▶ **BRIEF**: Repeat, exactly and completely, the entries shown underneath.

▶ **WORKING DATA**:
>> BEGIN
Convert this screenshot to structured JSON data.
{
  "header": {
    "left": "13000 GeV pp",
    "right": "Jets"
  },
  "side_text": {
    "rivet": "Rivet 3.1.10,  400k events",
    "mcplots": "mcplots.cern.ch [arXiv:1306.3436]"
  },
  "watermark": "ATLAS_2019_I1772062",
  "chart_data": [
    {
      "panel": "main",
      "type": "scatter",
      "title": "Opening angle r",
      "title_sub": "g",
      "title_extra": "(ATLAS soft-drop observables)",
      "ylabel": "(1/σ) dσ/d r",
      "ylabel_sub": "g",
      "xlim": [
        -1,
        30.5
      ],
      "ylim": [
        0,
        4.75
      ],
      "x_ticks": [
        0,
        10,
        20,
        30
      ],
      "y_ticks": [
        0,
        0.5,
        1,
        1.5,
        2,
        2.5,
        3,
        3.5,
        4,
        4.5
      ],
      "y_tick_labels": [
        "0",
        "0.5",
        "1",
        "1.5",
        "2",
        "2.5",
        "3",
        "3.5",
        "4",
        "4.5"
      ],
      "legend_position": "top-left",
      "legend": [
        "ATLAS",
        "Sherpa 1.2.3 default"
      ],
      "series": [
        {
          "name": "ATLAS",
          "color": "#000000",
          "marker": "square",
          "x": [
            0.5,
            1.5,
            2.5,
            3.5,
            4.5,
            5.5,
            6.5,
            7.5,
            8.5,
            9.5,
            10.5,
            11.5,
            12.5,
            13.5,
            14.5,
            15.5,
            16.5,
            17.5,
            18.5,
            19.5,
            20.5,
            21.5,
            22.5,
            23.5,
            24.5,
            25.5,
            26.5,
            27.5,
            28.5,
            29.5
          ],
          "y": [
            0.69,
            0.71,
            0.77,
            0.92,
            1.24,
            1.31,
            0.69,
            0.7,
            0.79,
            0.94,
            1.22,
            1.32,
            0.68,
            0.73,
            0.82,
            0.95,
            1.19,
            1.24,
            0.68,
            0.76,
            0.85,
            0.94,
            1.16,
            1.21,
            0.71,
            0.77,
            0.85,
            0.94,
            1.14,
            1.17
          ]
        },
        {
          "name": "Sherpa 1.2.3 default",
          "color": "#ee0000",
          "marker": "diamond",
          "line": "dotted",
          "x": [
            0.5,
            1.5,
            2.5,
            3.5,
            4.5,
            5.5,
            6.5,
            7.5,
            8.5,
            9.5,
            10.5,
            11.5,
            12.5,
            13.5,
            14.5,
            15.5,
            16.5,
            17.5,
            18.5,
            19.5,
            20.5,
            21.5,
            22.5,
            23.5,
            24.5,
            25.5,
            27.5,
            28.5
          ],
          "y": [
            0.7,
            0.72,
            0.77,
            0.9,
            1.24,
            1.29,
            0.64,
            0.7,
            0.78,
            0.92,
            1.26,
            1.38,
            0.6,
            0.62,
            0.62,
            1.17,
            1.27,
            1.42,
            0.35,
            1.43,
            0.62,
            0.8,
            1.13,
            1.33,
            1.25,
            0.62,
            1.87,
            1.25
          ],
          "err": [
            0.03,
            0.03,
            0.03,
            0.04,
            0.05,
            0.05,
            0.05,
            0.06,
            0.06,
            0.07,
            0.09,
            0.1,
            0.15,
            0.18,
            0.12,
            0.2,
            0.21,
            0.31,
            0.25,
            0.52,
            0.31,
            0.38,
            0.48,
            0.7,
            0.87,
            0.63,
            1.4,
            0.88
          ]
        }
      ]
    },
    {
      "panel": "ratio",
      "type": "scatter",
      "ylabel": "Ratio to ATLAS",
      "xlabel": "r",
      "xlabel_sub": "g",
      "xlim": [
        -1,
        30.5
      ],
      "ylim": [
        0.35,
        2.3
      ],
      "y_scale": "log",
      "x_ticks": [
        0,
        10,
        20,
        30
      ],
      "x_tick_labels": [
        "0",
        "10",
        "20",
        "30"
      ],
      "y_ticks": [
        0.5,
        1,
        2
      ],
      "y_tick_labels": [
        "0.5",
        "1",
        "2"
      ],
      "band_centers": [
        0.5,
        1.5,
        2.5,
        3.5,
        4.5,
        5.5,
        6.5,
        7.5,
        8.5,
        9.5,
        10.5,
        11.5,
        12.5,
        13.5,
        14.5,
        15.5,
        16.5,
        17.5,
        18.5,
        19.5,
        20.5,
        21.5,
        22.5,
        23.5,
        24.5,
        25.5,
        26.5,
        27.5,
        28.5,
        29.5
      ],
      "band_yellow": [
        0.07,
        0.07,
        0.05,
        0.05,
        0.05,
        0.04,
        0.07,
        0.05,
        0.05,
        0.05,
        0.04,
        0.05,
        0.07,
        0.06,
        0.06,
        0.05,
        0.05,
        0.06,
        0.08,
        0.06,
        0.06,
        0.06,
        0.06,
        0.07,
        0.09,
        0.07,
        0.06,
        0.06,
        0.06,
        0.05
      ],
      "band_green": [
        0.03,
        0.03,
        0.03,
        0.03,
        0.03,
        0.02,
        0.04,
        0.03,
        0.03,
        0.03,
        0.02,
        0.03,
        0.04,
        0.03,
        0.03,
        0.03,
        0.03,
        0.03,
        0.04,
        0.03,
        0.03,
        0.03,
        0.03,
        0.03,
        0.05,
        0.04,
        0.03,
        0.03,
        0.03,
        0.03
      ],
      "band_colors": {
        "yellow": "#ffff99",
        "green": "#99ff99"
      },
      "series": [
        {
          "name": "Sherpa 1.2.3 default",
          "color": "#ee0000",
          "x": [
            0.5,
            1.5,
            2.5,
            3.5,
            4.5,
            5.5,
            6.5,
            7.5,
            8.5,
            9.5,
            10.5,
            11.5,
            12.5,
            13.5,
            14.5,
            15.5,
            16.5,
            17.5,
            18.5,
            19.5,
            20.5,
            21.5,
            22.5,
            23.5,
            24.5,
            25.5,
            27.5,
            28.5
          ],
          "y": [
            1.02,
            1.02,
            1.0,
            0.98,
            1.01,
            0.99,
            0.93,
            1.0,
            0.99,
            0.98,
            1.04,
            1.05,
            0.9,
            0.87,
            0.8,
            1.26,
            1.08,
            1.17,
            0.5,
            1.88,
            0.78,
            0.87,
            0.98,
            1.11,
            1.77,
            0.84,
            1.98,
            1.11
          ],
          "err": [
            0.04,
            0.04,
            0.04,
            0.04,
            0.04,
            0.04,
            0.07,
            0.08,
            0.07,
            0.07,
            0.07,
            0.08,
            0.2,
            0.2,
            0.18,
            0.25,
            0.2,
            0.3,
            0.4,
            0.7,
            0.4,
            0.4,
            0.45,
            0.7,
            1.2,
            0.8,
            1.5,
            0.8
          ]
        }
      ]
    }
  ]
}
>> END
▶ **SOLVED EXERCISE**:
Convert this screenshot to structured JSON data.
{
  "header": {
    "left": "13000 GeV pp",
    "right": "Jets"
  },
  "side_text": {
    "rivet": "Rivet 3.1.10,  400k events",
    "mcplots": "mcplots.cern.ch [arXiv:1306.3436]"
  },
  "watermark": "ATLAS_2019_I1772062",
  "chart_data": [
    {
      "panel": "main",
      "type": "scatter",
      "title": "Opening angle r",
      "title_sub": "g",
      "title_extra": "(ATLAS soft-drop observables)",
      "ylabel": "(1/σ) dσ/d r",
      "ylabel_sub": "g",
      "xlim": [
        -1,
        30.5
      ],
      "ylim": [
        0,
        4.75
      ],
      "x_ticks": [
        0,
        10,
        20,
        30
      ],
      "y_ticks": [
        0,
        0.5,
        1,
        1.5,
        2,
        2.5,
        3,
        3.5,
        4,
        4.5
      ],
      "y_tick_labels": [
        "0",
        "0.5",
        "1",
        "1.5",
        "2",
        "2.5",
        "3",
        "3.5",
        "4",
        "4.5"
      ],
      "legend_position": "top-left",
      "legend": [
        "ATLAS",
        "Sherpa 1.2.3 default"
      ],
      "series": [
        {
          "name": "ATLAS",
          "color": "#000000",
          "marker": "square",
          "x": [
            0.5,
            1.5,
            2.5,
            3.5,
            4.5,
            5.5,
            6.5,
            7.5,
            8.5,
            9.5,
            10.5,
            11.5,
            12.5,
            13.5,
            14.5,
            15.5,
            16.5,
            17.5,
            18.5,
            19.5,
            20.5,
            21.5,
            22.5,
            23.5,
            24.5,
            25.5,
            26.5,
            27.5,
            28.5,
            29.5
          ],
          "y": [
            0.69,
            0.71,
            0.77,
            0.92,
            1.24,
            1.31,
            0.69,
            0.7,
            0.79,
            0.94,
            1.22,
            1.32,
            0.68,
            0.73,
            0.82,
            0.95,
            1.19,
            1.24,
            0.68,
            0.76,
            0.85,
            0.94,
            1.16,
            1.21,
            0.71,
            0.77,
            0.85,
            0.94,
            1.14,
            1.17
          ]
        },
        {
          "name": "Sherpa 1.2.3 default",
          "color": "#ee0000",
          "marker": "diamond",
          "line": "dotted",
          "x": [
            0.5,
            1.5,
            2.5,
            3.5,
            4.5,
            5.5,
            6.5,
            7.5,
            8.5,
            9.5,
            10.5,
            11.5,
            12.5,
            13.5,
            14.5,
            15.5,
            16.5,
            17.5,
            18.5,
            19.5,
            20.5,
            21.5,
            22.5,
            23.5,
            24.5,
            25.5,
            27.5,
            28.5
          ],
          "y": [
            0.7,
            0.72,
            0.77,
            0.9,
            1.24,
            1.29,
            0.64,
            0.7,
            0.78,
            0.92,
            1.26,
            1.38,
            0.6,
            0.62,
            0.62,
            1.17,
            1.27,
            1.42,
            0.35,
            1.43,
            0.62,
            0.8,
            1.13,
            1.33,
            1.25,
            0.62,
            1.87,
            1.25
          ],
          "err": [
            0.03,
            0.03,
            0.03,
            0.04,
            0.05,
            0.05,
            0.05,
            0.06,
            0.06,
            0.07,
            0.09,
            0.1,
            0.15,
            0.18,
            0.12,
            0.2,
            0.21,
            0.31,
            0.25,
            0.52,
            0.31,
            0.38,
            0.48,
            0.7,
            0.87,
            0.63,
            1.4,
            0.88
          ]
        }
      ]
    },
    {
      "panel": "ratio",
      "type": "scatter",
      "ylabel": "Ratio to ATLAS",
      "xlabel": "r",
      "xlabel_sub": "g",
      "xlim": [
        -1,
        30.5
      ],
      "ylim": [
        0.35,
        2.3
      ],
      "y_scale": "log",
      "x_ticks": [
        0,
        10,
        20,
        30
      ],
      "x_tick_labels": [
        "0",
        "10",
        "20",
        "30"
      ],
      "y_ticks": [
        0.5,
        1,
        2
      ],
      "y_tick_labels": [
        "0.5",
        "1",
        "2"
      ],
      "band_centers": [
        0.5,
        1.5,
        2.5,
        3.5,
        4.5,
        5.5,
        6.5,
        7.5,
        8.5,
        9.5,
        10.5,
        11.5,
        12.5,
        13.5,
        14.5,
        15.5,
        16.5,
        17.5,
        18.5,
        19.5,
        20.5,
        21.5,
        22.5,
        23.5,
        24.5,
        25.5,
        26.5,
        27.5,
        28.5,
        29.5
      ],
      "band_yellow": [
        0.07,
        0.07,
        0.05,
        0.05,
        0.05,
        0.04,
        0.07,
        0.05,
        0.05,
        0.05,
        0.04,
        0.05,
        0.07,
        0.06,
        0.06,
        0.05,
        0.05,
        0.06,
        0.08,
        0.06,
        0.06,
        0.06,
        0.06,
        0.07,
        0.09,
        0.07,
        0.06,
        0.06,
        0.06,
        0.05
      ],
      "band_green": [
        0.03,
        0.03,
        0.03,
        0.03,
        0.03,
        0.02,
        0.04,
        0.03,
        0.03,
        0.03,
        0.02,
        0.03,
        0.04,
        0.03,
        0.03,
        0.03,
        0.03,
        0.03,
        0.04,
        0.03,
        0.03,
        0.03,
        0.03,
        0.03,
        0.05,
        0.04,
        0.03,
        0.03,
        0.03,
        0.03
      ],
      "band_colors": {
        "yellow": "#ffff99",
        "green": "#99ff99"
      },
      "series": [
        {
          "name": "Sherpa 1.2.3 default",
          "color": "#ee0000",
          "x": [
            0.5,
            1.5,
            2.5,
            3.5,
            4.5,
            5.5,
            6.5,
            7.5,
            8.5,
            9.5,
            10.5,
            11.5,
            12.5,
            13.5,
            14.5,
            15.5,
            16.5,
            17.5,
            18.5,
            19.5,
            20.5,
            21.5,
            22.5,
            23.5,
            24.5,
            25.5,
            27.5,
            28.5
          ],
          "y": [
            1.02,
            1.02,
            1.0,
            0.98,
            1.01,
            0.99,
            0.93,
            1.0,
            0.99,
            0.98,
            1.04,
            1.05,
            0.9,
            0.87,
            0.8,
            1.26,
            1.08,
            1.17,
            0.5,
            1.88,
            0.78,
            0.87,
            0.98,
            1.11,
            1.77,
            0.84,
            1.98,
            1.11
          ],
          "err": [
            0.04,
            0.04,
            0.04,
            0.04,
            0.04,
            0.04,
            0.07,
            0.08,
            0.07,
            0.07,
            0.07,
            0.08,
            0.2,
            0.2,
            0.18,
            0.25,
            0.2,
            0.3,
            0.4,
            0.7,
            0.4,
            0.4,
            0.45,
            0.7,
            1.2,
            0.8,
            1.5,
            0.8
          ]
        }
      ]
    }
  ]
}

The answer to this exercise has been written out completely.